## TASK GOAL
Can you copy every one of the rows below word for word, with nothing changed?

## Begin RECORD EXCERPTS

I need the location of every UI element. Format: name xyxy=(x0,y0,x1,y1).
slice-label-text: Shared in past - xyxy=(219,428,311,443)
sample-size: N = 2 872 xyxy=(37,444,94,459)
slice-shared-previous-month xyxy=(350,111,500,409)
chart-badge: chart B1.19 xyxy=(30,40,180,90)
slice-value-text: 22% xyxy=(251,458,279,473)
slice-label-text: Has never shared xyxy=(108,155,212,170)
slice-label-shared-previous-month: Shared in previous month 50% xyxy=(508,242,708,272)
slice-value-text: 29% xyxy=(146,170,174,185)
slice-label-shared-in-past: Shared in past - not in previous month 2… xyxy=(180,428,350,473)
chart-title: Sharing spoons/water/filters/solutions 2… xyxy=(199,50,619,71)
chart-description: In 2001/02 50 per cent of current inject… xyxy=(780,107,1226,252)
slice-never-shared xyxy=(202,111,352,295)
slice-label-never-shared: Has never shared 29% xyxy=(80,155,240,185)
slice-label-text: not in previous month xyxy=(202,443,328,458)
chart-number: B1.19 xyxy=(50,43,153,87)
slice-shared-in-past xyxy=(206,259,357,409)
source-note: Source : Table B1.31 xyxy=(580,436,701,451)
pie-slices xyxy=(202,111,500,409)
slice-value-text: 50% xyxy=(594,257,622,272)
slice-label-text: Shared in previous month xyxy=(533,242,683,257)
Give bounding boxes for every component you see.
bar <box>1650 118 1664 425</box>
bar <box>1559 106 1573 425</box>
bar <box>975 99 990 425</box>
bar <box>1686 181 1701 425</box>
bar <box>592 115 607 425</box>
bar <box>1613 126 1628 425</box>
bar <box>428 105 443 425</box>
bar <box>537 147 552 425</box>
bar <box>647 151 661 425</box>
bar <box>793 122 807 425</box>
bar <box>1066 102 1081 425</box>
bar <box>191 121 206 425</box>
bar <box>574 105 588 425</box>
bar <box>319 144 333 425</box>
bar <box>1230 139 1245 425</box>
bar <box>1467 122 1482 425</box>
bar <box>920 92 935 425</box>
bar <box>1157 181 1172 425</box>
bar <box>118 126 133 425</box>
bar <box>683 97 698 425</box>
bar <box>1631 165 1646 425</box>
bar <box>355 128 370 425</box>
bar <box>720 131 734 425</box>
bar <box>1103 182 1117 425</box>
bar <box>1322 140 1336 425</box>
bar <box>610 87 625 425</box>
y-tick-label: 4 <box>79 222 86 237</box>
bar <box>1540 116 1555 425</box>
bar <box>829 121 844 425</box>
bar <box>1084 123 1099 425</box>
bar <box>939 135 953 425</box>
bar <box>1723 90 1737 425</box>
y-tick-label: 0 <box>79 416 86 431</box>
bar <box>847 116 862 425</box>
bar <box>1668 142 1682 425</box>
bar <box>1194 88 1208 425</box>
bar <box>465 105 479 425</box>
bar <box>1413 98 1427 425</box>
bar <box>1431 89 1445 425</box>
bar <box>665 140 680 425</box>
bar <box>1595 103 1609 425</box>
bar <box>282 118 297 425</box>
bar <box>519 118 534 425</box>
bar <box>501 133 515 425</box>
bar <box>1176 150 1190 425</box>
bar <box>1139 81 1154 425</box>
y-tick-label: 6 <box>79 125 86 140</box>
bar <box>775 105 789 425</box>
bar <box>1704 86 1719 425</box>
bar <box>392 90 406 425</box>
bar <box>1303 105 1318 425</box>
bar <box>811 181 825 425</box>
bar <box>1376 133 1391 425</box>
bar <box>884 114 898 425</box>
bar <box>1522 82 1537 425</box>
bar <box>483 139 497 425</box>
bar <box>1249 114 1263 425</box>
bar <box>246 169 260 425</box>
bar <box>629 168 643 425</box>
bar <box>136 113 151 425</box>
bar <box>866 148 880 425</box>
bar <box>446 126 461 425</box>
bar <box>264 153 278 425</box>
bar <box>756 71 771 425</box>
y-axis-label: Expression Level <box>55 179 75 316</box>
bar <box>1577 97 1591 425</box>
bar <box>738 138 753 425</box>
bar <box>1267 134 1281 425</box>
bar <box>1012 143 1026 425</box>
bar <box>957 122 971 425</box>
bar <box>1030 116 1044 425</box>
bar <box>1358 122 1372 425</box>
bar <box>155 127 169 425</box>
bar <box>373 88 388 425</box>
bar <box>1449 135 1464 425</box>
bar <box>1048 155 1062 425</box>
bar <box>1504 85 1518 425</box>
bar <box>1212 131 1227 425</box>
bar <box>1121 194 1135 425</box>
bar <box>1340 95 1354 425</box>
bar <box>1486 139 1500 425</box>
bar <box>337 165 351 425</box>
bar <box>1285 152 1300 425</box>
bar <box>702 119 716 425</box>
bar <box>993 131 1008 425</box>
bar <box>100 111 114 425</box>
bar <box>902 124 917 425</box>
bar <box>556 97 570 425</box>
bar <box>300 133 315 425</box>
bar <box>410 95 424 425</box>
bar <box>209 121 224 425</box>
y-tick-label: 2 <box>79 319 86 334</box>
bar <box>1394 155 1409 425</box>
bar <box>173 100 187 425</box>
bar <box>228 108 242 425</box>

## End RECORD EXCERPTS

## FINISHED TASK
I need the location of every UI element. Format: name xyxy=(x0,y0,x1,y1).
slice-label-text: Shared in past - xyxy=(219,428,311,443)
sample-size: N = 2 872 xyxy=(37,444,94,459)
slice-shared-previous-month xyxy=(350,111,500,409)
chart-badge: chart B1.19 xyxy=(30,40,180,90)
slice-value-text: 22% xyxy=(251,458,279,473)
slice-label-text: Has never shared xyxy=(108,155,212,170)
slice-label-shared-previous-month: Shared in previous month 50% xyxy=(508,242,708,272)
slice-value-text: 29% xyxy=(146,170,174,185)
slice-label-shared-in-past: Shared in past - not in previous month 2… xyxy=(180,428,350,473)
chart-title: Sharing spoons/water/filters/solutions 2… xyxy=(199,50,619,71)
chart-description: In 2001/02 50 per cent of current inject… xyxy=(780,107,1226,252)
slice-never-shared xyxy=(202,111,352,295)
slice-label-never-shared: Has never shared 29% xyxy=(80,155,240,185)
slice-label-text: not in previous month xyxy=(202,443,328,458)
chart-number: B1.19 xyxy=(50,43,153,87)
slice-shared-in-past xyxy=(206,259,357,409)
source-note: Source : Table B1.31 xyxy=(580,436,701,451)
pie-slices xyxy=(202,111,500,409)
slice-value-text: 50% xyxy=(594,257,622,272)
slice-label-text: Shared in previous month xyxy=(533,242,683,257)
Give bounding boxes for every component you see.
bar <box>1650 118 1664 425</box>
bar <box>1559 106 1573 425</box>
bar <box>975 99 990 425</box>
bar <box>1686 181 1701 425</box>
bar <box>592 115 607 425</box>
bar <box>1613 126 1628 425</box>
bar <box>428 105 443 425</box>
bar <box>537 147 552 425</box>
bar <box>647 151 661 425</box>
bar <box>793 122 807 425</box>
bar <box>1066 102 1081 425</box>
bar <box>191 121 206 425</box>
bar <box>574 105 588 425</box>
bar <box>319 144 333 425</box>
bar <box>1230 139 1245 425</box>
bar <box>1467 122 1482 425</box>
bar <box>920 92 935 425</box>
bar <box>1157 181 1172 425</box>
bar <box>118 126 133 425</box>
bar <box>683 97 698 425</box>
bar <box>1631 165 1646 425</box>
bar <box>355 128 370 425</box>
bar <box>720 131 734 425</box>
bar <box>1103 182 1117 425</box>
bar <box>1322 140 1336 425</box>
bar <box>610 87 625 425</box>
y-tick-label: 4 <box>79 222 86 237</box>
bar <box>1540 116 1555 425</box>
bar <box>829 121 844 425</box>
bar <box>1084 123 1099 425</box>
bar <box>939 135 953 425</box>
bar <box>1723 90 1737 425</box>
y-tick-label: 0 <box>79 416 86 431</box>
bar <box>847 116 862 425</box>
bar <box>1668 142 1682 425</box>
bar <box>1194 88 1208 425</box>
bar <box>465 105 479 425</box>
bar <box>1413 98 1427 425</box>
bar <box>1431 89 1445 425</box>
bar <box>665 140 680 425</box>
bar <box>1595 103 1609 425</box>
bar <box>282 118 297 425</box>
bar <box>519 118 534 425</box>
bar <box>501 133 515 425</box>
bar <box>1176 150 1190 425</box>
bar <box>1139 81 1154 425</box>
y-tick-label: 6 <box>79 125 86 140</box>
bar <box>775 105 789 425</box>
bar <box>1704 86 1719 425</box>
bar <box>392 90 406 425</box>
bar <box>1303 105 1318 425</box>
bar <box>811 181 825 425</box>
bar <box>1376 133 1391 425</box>
bar <box>884 114 898 425</box>
bar <box>1522 82 1537 425</box>
bar <box>483 139 497 425</box>
bar <box>1249 114 1263 425</box>
bar <box>246 169 260 425</box>
bar <box>629 168 643 425</box>
bar <box>136 113 151 425</box>
bar <box>866 148 880 425</box>
bar <box>446 126 461 425</box>
bar <box>264 153 278 425</box>
bar <box>756 71 771 425</box>
y-axis-label: Expression Level <box>55 179 75 316</box>
bar <box>1577 97 1591 425</box>
bar <box>738 138 753 425</box>
bar <box>1267 134 1281 425</box>
bar <box>1012 143 1026 425</box>
bar <box>957 122 971 425</box>
bar <box>1030 116 1044 425</box>
bar <box>1358 122 1372 425</box>
bar <box>155 127 169 425</box>
bar <box>373 88 388 425</box>
bar <box>1449 135 1464 425</box>
bar <box>1048 155 1062 425</box>
bar <box>1504 85 1518 425</box>
bar <box>1212 131 1227 425</box>
bar <box>1121 194 1135 425</box>
bar <box>1340 95 1354 425</box>
bar <box>1486 139 1500 425</box>
bar <box>337 165 351 425</box>
bar <box>1285 152 1300 425</box>
bar <box>702 119 716 425</box>
bar <box>993 131 1008 425</box>
bar <box>100 111 114 425</box>
bar <box>902 124 917 425</box>
bar <box>556 97 570 425</box>
bar <box>300 133 315 425</box>
bar <box>410 95 424 425</box>
bar <box>209 121 224 425</box>
y-tick-label: 2 <box>79 319 86 334</box>
bar <box>1394 155 1409 425</box>
bar <box>173 100 187 425</box>
bar <box>228 108 242 425</box>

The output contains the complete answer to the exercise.